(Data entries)
»»

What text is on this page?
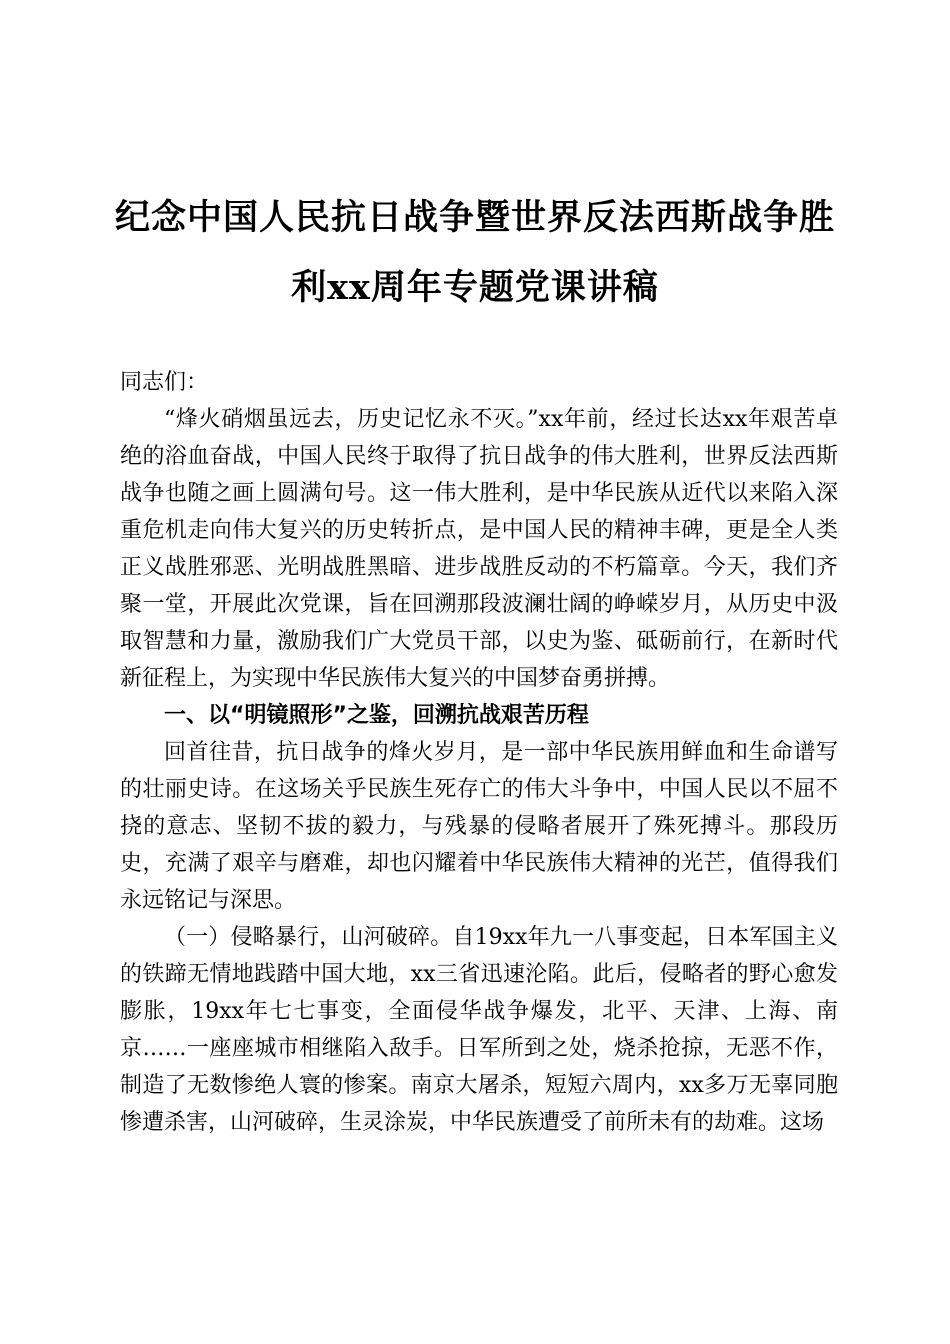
纪念中国人民抗日战争暨世界反法西斯战争胜
利xx周年专题党课讲稿

同志们：

“烽火硝烟虽远去，历史记忆永不灭。”xx年前，经过长达xx年艰苦卓绝的浴血奋战，中国人民终于取得了抗日战争的伟大胜利，世界反法西斯战争也随之画上圆满句号。这一伟大胜利，是中华民族从近代以来陷入深重危机走向伟大复兴的历史转折点，是中国人民的精神丰碑，更是全人类正义战胜邪恶、光明战胜黑暗、进步战胜反动的不朽篇章。今天，我们齐聚一堂，开展此次党课，旨在回溯那段波澜壮阔的峥嵘岁月，从历史中汲取智慧和力量，激励我们广大党员干部，以史为鉴、砥砺前行，在新时代新征程上，为实现中华民族伟大复兴的中国梦奋勇拼搏。

一、以“明镜照形”之鉴，回溯抗战艰苦历程

回首往昔，抗日战争的烽火岁月，是一部中华民族用鲜血和生命谱写的壮丽史诗。在这场关乎民族生死存亡的伟大斗争中，中国人民以不屈不挠的意志、坚韧不拔的毅力，与残暴的侵略者展开了殊死搏斗。那段历史，充满了艰辛与磨难，却也闪耀着中华民族伟大精神的光芒，值得我们永远铭记与深思。

（一）侵略暴行，山河破碎。自19xx年九一八事变起，日本军国主义的铁蹄无情地践踏中国大地，xx三省迅速沦陷。此后，侵略者的野心愈发膨胀，19xx年七七事变，全面侵华战争爆发，北平、天津、上海、南京……一座座城市相继陷入敌手。日军所到之处，烧杀抢掠，无恶不作，制造了无数惨绝人寰的惨案。南京大屠杀，短短六周内，xx多万无辜同胞惨遭杀害，山河破碎，生灵涂炭，中华民族遭受了前所未有的劫难。这场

««

Leave the pictures out and copy the rest of the data exactly.

◆ **SOLUTION TO THE PROBLEM**:
What text is on this page?
纪念中国人民抗日战争暨世界反法西斯战争胜
利xx周年专题党课讲稿

同志们：

“烽火硝烟虽远去，历史记忆永不灭。”xx年前，经过长达xx年艰苦卓绝的浴血奋战，中国人民终于取得了抗日战争的伟大胜利，世界反法西斯战争也随之画上圆满句号。这一伟大胜利，是中华民族从近代以来陷入深重危机走向伟大复兴的历史转折点，是中国人民的精神丰碑，更是全人类正义战胜邪恶、光明战胜黑暗、进步战胜反动的不朽篇章。今天，我们齐聚一堂，开展此次党课，旨在回溯那段波澜壮阔的峥嵘岁月，从历史中汲取智慧和力量，激励我们广大党员干部，以史为鉴、砥砺前行，在新时代新征程上，为实现中华民族伟大复兴的中国梦奋勇拼搏。

一、以“明镜照形”之鉴，回溯抗战艰苦历程

回首往昔，抗日战争的烽火岁月，是一部中华民族用鲜血和生命谱写的壮丽史诗。在这场关乎民族生死存亡的伟大斗争中，中国人民以不屈不挠的意志、坚韧不拔的毅力，与残暴的侵略者展开了殊死搏斗。那段历史，充满了艰辛与磨难，却也闪耀着中华民族伟大精神的光芒，值得我们永远铭记与深思。

（一）侵略暴行，山河破碎。自19xx年九一八事变起，日本军国主义的铁蹄无情地践踏中国大地，xx三省迅速沦陷。此后，侵略者的野心愈发膨胀，19xx年七七事变，全面侵华战争爆发，北平、天津、上海、南京……一座座城市相继陷入敌手。日军所到之处，烧杀抢掠，无恶不作，制造了无数惨绝人寰的惨案。南京大屠杀，短短六周内，xx多万无辜同胞惨遭杀害，山河破碎，生灵涂炭，中华民族遭受了前所未有的劫难。这场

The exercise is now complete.